● Given exercise: Emit the data below verbatim, stripping out any pictures.

● Records to process:
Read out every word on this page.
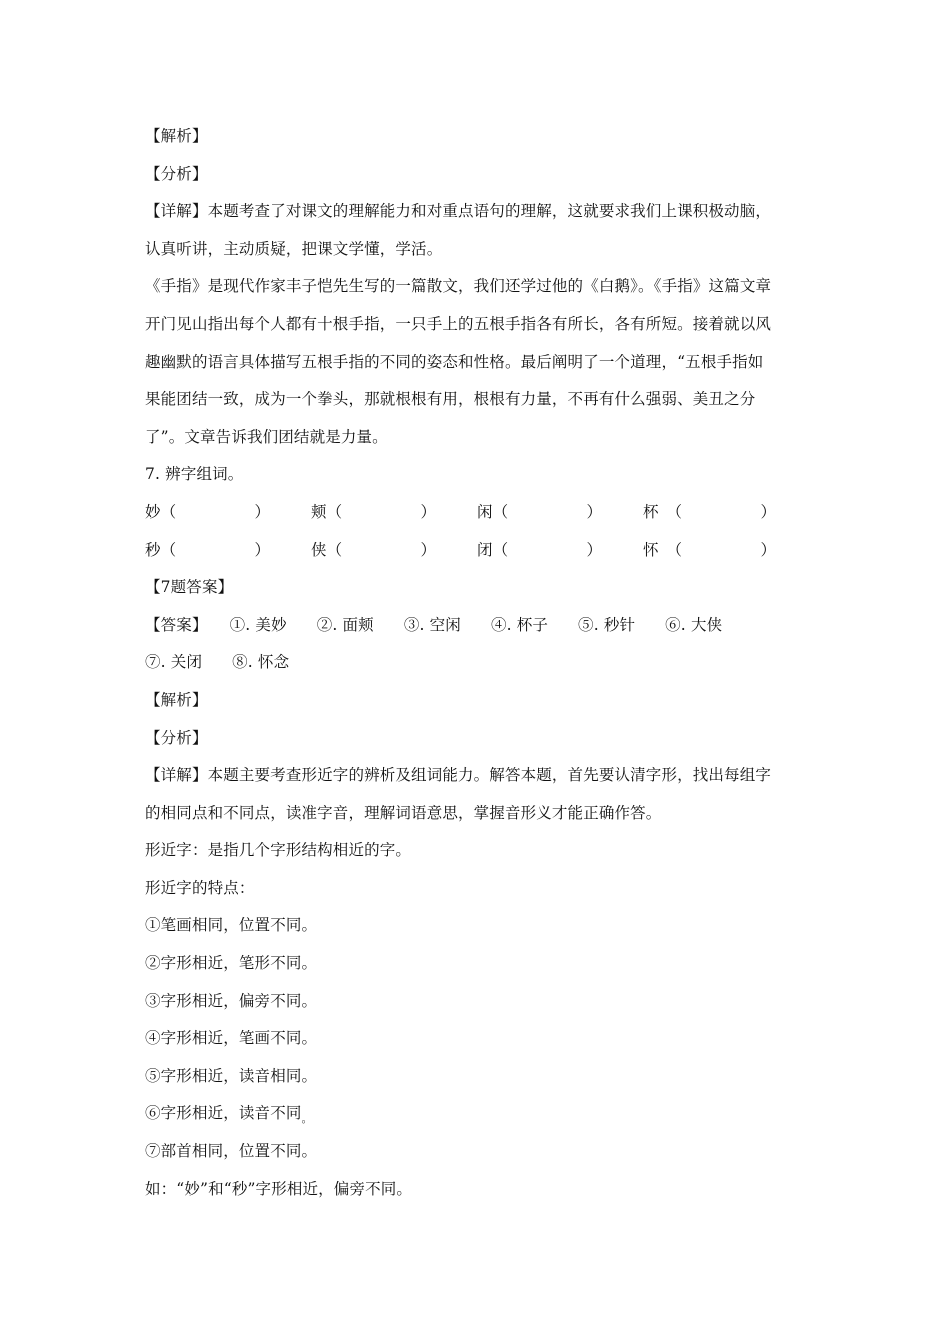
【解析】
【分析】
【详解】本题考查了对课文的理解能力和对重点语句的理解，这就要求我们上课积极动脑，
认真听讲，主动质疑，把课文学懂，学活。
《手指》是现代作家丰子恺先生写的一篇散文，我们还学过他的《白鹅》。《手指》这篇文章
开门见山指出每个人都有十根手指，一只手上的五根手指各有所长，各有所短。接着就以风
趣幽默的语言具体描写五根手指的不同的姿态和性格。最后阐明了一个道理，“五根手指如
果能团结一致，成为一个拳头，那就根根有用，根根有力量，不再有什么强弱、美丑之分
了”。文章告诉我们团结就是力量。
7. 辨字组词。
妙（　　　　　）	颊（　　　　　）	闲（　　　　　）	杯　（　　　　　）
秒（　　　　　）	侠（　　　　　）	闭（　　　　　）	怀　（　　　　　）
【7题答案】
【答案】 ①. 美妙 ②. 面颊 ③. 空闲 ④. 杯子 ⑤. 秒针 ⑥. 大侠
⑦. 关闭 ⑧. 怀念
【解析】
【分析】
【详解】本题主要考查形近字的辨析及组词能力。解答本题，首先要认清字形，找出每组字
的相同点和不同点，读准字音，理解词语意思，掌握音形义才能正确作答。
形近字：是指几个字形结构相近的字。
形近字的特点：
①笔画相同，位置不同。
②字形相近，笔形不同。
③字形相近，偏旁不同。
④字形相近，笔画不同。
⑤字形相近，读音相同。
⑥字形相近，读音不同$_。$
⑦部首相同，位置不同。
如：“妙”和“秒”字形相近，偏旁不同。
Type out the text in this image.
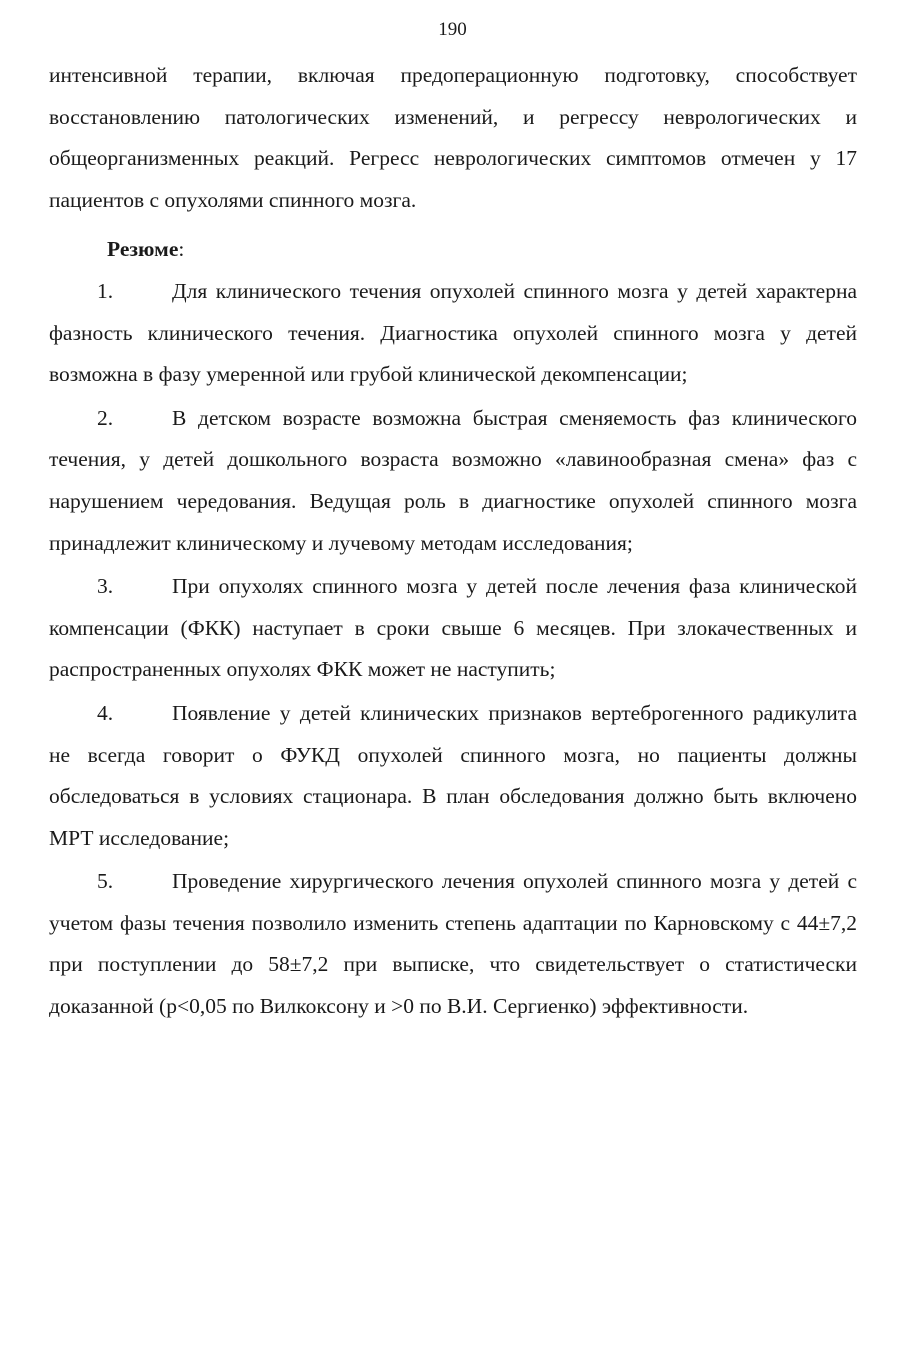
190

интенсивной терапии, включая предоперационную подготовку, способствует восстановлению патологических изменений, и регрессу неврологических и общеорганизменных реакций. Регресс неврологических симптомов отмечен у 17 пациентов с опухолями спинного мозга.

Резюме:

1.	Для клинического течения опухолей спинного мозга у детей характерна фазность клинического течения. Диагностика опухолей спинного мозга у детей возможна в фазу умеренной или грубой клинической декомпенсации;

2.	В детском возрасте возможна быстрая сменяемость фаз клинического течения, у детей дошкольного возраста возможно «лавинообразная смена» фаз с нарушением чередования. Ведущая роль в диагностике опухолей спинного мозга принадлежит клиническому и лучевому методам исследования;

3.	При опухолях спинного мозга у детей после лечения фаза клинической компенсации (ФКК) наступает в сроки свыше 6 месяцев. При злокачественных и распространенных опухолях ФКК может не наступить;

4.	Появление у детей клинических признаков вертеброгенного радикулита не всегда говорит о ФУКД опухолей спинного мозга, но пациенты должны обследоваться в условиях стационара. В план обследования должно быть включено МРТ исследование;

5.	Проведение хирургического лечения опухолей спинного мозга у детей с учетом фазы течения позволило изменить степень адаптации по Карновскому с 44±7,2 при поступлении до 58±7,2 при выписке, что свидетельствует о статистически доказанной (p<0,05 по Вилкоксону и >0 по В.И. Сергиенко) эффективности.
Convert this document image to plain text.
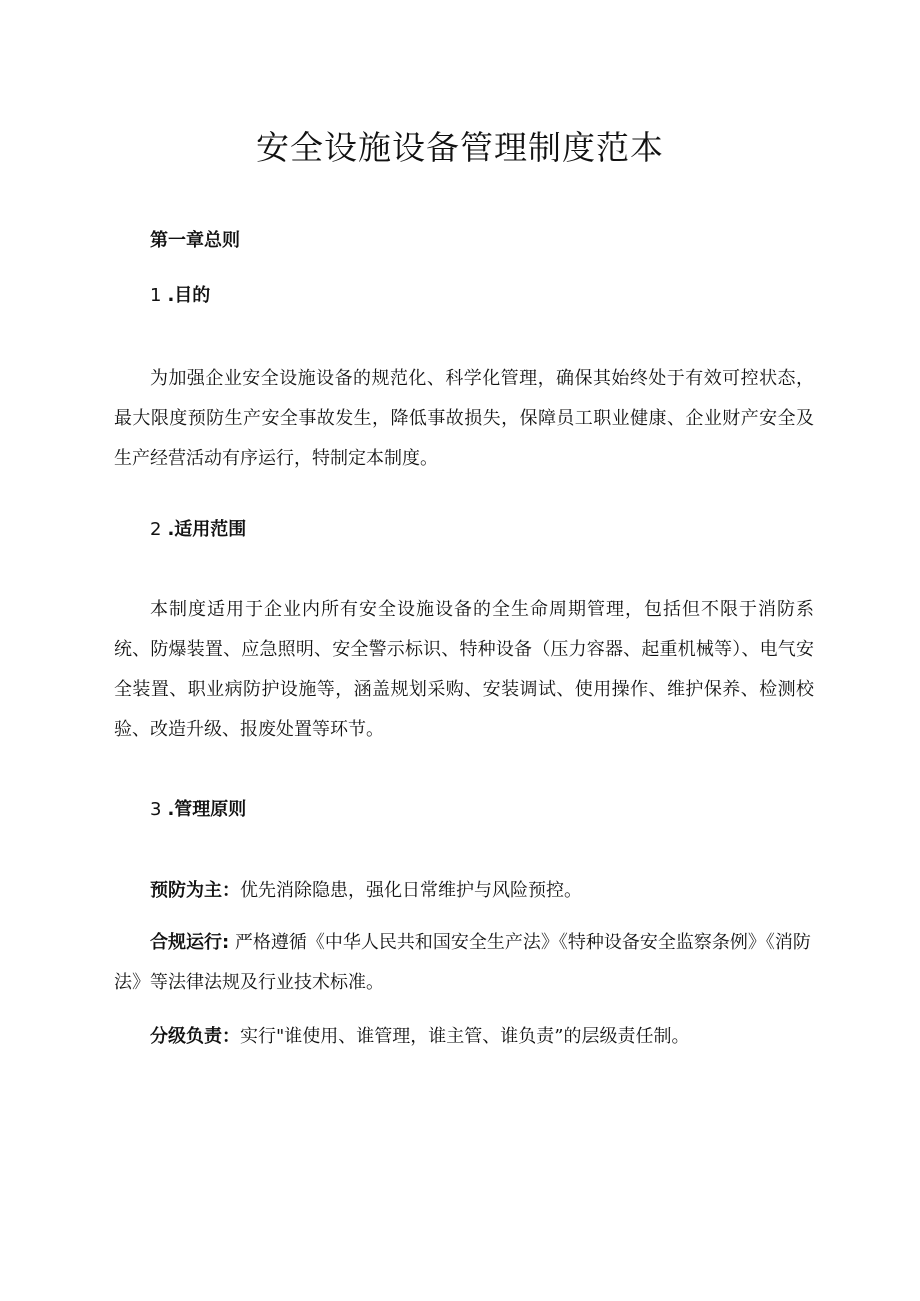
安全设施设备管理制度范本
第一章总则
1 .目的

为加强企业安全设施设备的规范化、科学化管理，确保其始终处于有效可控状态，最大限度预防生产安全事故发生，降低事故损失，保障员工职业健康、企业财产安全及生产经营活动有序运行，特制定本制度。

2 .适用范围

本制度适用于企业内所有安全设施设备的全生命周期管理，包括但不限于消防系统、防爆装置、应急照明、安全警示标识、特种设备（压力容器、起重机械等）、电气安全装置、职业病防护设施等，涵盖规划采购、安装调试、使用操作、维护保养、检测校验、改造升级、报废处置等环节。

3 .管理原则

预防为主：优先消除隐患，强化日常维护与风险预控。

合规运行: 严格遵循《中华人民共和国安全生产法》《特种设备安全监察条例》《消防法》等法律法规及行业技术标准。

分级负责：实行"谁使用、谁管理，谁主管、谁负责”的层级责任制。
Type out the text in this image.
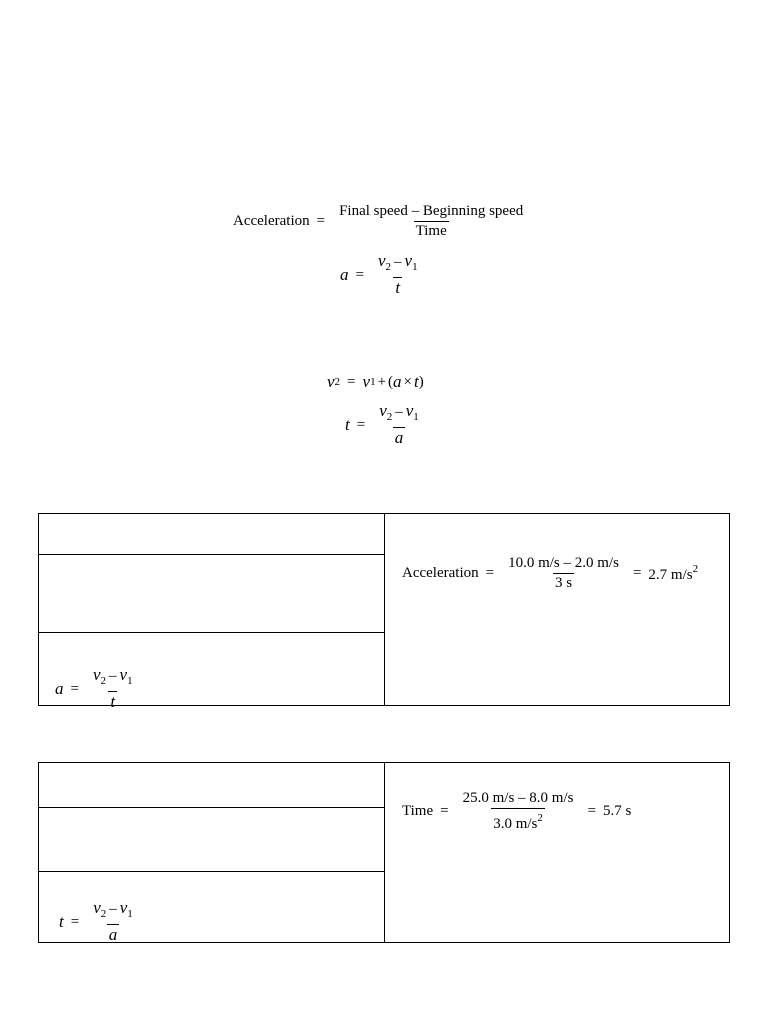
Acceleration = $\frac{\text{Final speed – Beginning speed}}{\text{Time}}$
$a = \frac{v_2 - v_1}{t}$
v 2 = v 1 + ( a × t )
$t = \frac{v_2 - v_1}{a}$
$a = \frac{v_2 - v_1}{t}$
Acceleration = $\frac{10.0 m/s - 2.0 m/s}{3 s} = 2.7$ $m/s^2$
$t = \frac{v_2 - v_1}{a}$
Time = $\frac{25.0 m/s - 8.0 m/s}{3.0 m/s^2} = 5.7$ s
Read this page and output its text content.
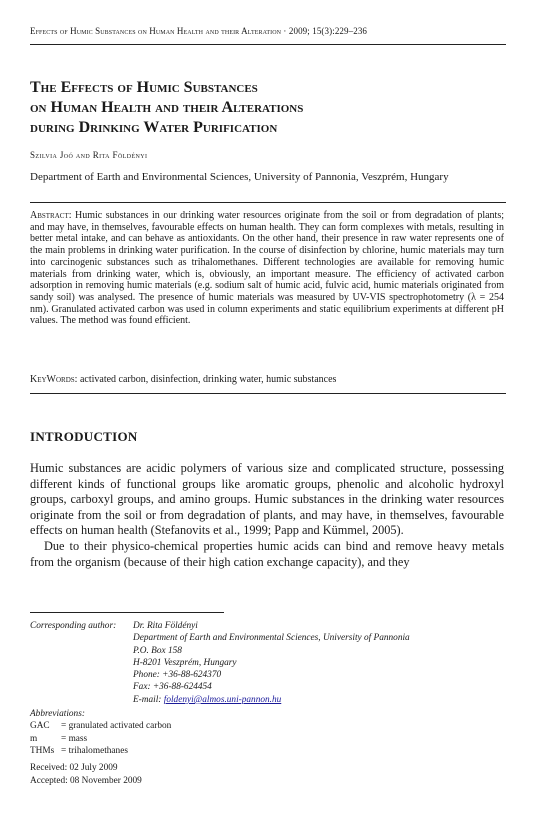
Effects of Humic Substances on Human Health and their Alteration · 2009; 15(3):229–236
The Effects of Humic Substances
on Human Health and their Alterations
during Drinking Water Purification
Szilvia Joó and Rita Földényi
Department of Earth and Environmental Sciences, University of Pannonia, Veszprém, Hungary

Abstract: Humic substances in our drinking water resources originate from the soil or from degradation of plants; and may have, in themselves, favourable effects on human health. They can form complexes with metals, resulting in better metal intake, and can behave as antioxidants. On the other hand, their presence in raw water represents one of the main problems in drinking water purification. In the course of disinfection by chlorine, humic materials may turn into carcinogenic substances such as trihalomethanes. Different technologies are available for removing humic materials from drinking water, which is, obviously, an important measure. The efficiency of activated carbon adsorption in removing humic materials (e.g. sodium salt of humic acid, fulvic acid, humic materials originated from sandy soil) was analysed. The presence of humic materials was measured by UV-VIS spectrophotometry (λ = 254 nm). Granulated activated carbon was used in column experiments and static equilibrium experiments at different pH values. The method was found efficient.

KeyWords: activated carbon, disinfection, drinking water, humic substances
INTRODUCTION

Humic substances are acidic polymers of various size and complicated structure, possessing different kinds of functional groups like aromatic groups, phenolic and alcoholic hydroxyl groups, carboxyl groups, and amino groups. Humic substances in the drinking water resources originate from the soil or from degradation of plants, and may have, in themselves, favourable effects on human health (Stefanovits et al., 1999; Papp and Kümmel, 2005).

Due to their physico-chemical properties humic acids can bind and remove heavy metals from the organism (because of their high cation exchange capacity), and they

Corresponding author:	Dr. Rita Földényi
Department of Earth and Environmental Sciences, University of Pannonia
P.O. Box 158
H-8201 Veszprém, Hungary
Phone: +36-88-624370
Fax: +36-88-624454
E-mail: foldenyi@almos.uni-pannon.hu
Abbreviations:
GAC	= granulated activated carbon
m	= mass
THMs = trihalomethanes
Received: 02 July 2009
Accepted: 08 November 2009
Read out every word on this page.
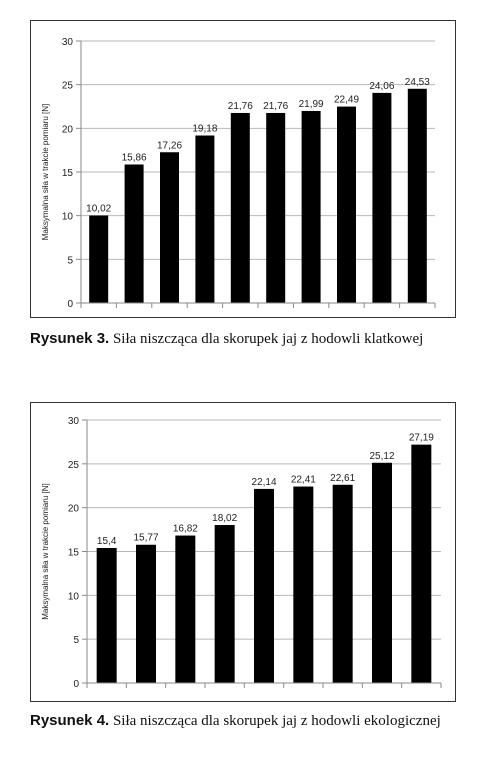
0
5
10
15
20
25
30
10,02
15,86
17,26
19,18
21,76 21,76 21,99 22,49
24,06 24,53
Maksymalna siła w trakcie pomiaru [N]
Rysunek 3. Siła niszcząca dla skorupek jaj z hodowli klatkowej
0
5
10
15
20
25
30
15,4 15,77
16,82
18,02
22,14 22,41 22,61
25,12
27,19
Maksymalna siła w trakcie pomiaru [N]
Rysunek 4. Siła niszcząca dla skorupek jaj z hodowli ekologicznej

● Task answer:
Read out every word on this page.
【解析】
【分析】
【详解】本题考查了对课文的理解能力和对重点语句的理解，这就要求我们上课积极动脑，
认真听讲，主动质疑，把课文学懂，学活。
《手指》是现代作家丰子恺先生写的一篇散文，我们还学过他的《白鹅》。《手指》这篇文章
开门见山指出每个人都有十根手指，一只手上的五根手指各有所长，各有所短。接着就以风
趣幽默的语言具体描写五根手指的不同的姿态和性格。最后阐明了一个道理，“五根手指如
果能团结一致，成为一个拳头，那就根根有用，根根有力量，不再有什么强弱、美丑之分
了”。文章告诉我们团结就是力量。
7. 辨字组词。
妙（　　　　　）	颊（　　　　　）	闲（　　　　　）	杯　（　　　　　）
秒（　　　　　）	侠（　　　　　）	闭（　　　　　）	怀　（　　　　　）
【7题答案】
【答案】 ①. 美妙 ②. 面颊 ③. 空闲 ④. 杯子 ⑤. 秒针 ⑥. 大侠
⑦. 关闭 ⑧. 怀念
【解析】
【分析】
【详解】本题主要考查形近字的辨析及组词能力。解答本题，首先要认清字形，找出每组字
的相同点和不同点，读准字音，理解词语意思，掌握音形义才能正确作答。
形近字：是指几个字形结构相近的字。
形近字的特点：
①笔画相同，位置不同。
②字形相近，笔形不同。
③字形相近，偏旁不同。
④字形相近，笔画不同。
⑤字形相近，读音相同。
⑥字形相近，读音不同$_。$
⑦部首相同，位置不同。
如：“妙”和“秒”字形相近，偏旁不同。
Type out the text in this image.
190

интенсивной терапии, включая предоперационную подготовку, способствует восстановлению патологических изменений, и регрессу неврологических и общеорганизменных реакций. Регресс неврологических симптомов отмечен у 17 пациентов с опухолями спинного мозга.

Резюме:

1.	Для клинического течения опухолей спинного мозга у детей характерна фазность клинического течения. Диагностика опухолей спинного мозга у детей возможна в фазу умеренной или грубой клинической декомпенсации;

2.	В детском возрасте возможна быстрая сменяемость фаз клинического течения, у детей дошкольного возраста возможно «лавинообразная смена» фаз с нарушением чередования. Ведущая роль в диагностике опухолей спинного мозга принадлежит клиническому и лучевому методам исследования;

3.	При опухолях спинного мозга у детей после лечения фаза клинической компенсации (ФКК) наступает в сроки свыше 6 месяцев. При злокачественных и распространенных опухолях ФКК может не наступить;

4.	Появление у детей клинических признаков вертеброгенного радикулита не всегда говорит о ФУКД опухолей спинного мозга, но пациенты должны обследоваться в условиях стационара. В план обследования должно быть включено МРТ исследование;

5.	Проведение хирургического лечения опухолей спинного мозга у детей с учетом фазы течения позволило изменить степень адаптации по Карновскому с 44±7,2 при поступлении до 58±7,2 при выписке, что свидетельствует о статистически доказанной (p<0,05 по Вилкоксону и >0 по В.И. Сергиенко) эффективности.
Convert this document image to plain text.
安全设施设备管理制度范本
第一章总则
1 .目的

为加强企业安全设施设备的规范化、科学化管理，确保其始终处于有效可控状态，最大限度预防生产安全事故发生，降低事故损失，保障员工职业健康、企业财产安全及生产经营活动有序运行，特制定本制度。

2 .适用范围

本制度适用于企业内所有安全设施设备的全生命周期管理，包括但不限于消防系统、防爆装置、应急照明、安全警示标识、特种设备（压力容器、起重机械等）、电气安全装置、职业病防护设施等，涵盖规划采购、安装调试、使用操作、维护保养、检测校验、改造升级、报废处置等环节。

3 .管理原则

预防为主：优先消除隐患，强化日常维护与风险预控。

合规运行: 严格遵循《中华人民共和国安全生产法》《特种设备安全监察条例》《消防法》等法律法规及行业技术标准。

分级负责：实行"谁使用、谁管理，谁主管、谁负责”的层级责任制。
Type out the text in this image.
Acceleration = $\frac{\text{Final speed – Beginning speed}}{\text{Time}}$
$a = \frac{v_2 - v_1}{t}$
v 2 = v 1 + ( a × t )
$t = \frac{v_2 - v_1}{a}$
$a = \frac{v_2 - v_1}{t}$
Acceleration = $\frac{10.0 m/s - 2.0 m/s}{3 s} = 2.7$ $m/s^2$
$t = \frac{v_2 - v_1}{a}$
Time = $\frac{25.0 m/s - 8.0 m/s}{3.0 m/s^2} = 5.7$ s
Read this page and output its text content.
Effects of Humic Substances on Human Health and their Alteration · 2009; 15(3):229–236
The Effects of Humic Substances
on Human Health and their Alterations
during Drinking Water Purification
Szilvia Joó and Rita Földényi
Department of Earth and Environmental Sciences, University of Pannonia, Veszprém, Hungary

Abstract: Humic substances in our drinking water resources originate from the soil or from degradation of plants; and may have, in themselves, favourable effects on human health. They can form complexes with metals, resulting in better metal intake, and can behave as antioxidants. On the other hand, their presence in raw water represents one of the main problems in drinking water purification. In the course of disinfection by chlorine, humic materials may turn into carcinogenic substances such as trihalomethanes. Different technologies are available for removing humic materials from drinking water, which is, obviously, an important measure. The efficiency of activated carbon adsorption in removing humic materials (e.g. sodium salt of humic acid, fulvic acid, humic materials originated from sandy soil) was analysed. The presence of humic materials was measured by UV-VIS spectrophotometry (λ = 254 nm). Granulated activated carbon was used in column experiments and static equilibrium experiments at different pH values. The method was found efficient.

KeyWords: activated carbon, disinfection, drinking water, humic substances
INTRODUCTION

Humic substances are acidic polymers of various size and complicated structure, possessing different kinds of functional groups like aromatic groups, phenolic and alcoholic hydroxyl groups, carboxyl groups, and amino groups. Humic substances in the drinking water resources originate from the soil or from degradation of plants, and may have, in themselves, favourable effects on human health (Stefanovits et al., 1999; Papp and Kümmel, 2005).

Due to their physico-chemical properties humic acids can bind and remove heavy metals from the organism (because of their high cation exchange capacity), and they

Corresponding author:	Dr. Rita Földényi
Department of Earth and Environmental Sciences, University of Pannonia
P.O. Box 158
H-8201 Veszprém, Hungary
Phone: +36-88-624370
Fax: +36-88-624454
E-mail: foldenyi@almos.uni-pannon.hu
Abbreviations:
GAC	= granulated activated carbon
m	= mass
THMs = trihalomethanes
Received: 02 July 2009
Accepted: 08 November 2009
Read out every word on this page.
0
5
10
15
20
25
30
10,02
15,86
17,26
19,18
21,76 21,76 21,99 22,49
24,06 24,53
Maksymalna siła w trakcie pomiaru [N]
Rysunek 3. Siła niszcząca dla skorupek jaj z hodowli klatkowej
0
5
10
15
20
25
30
15,4 15,77
16,82
18,02
22,14 22,41 22,61
25,12
27,19
Maksymalna siła w trakcie pomiaru [N]
Rysunek 4. Siła niszcząca dla skorupek jaj z hodowli ekologicznej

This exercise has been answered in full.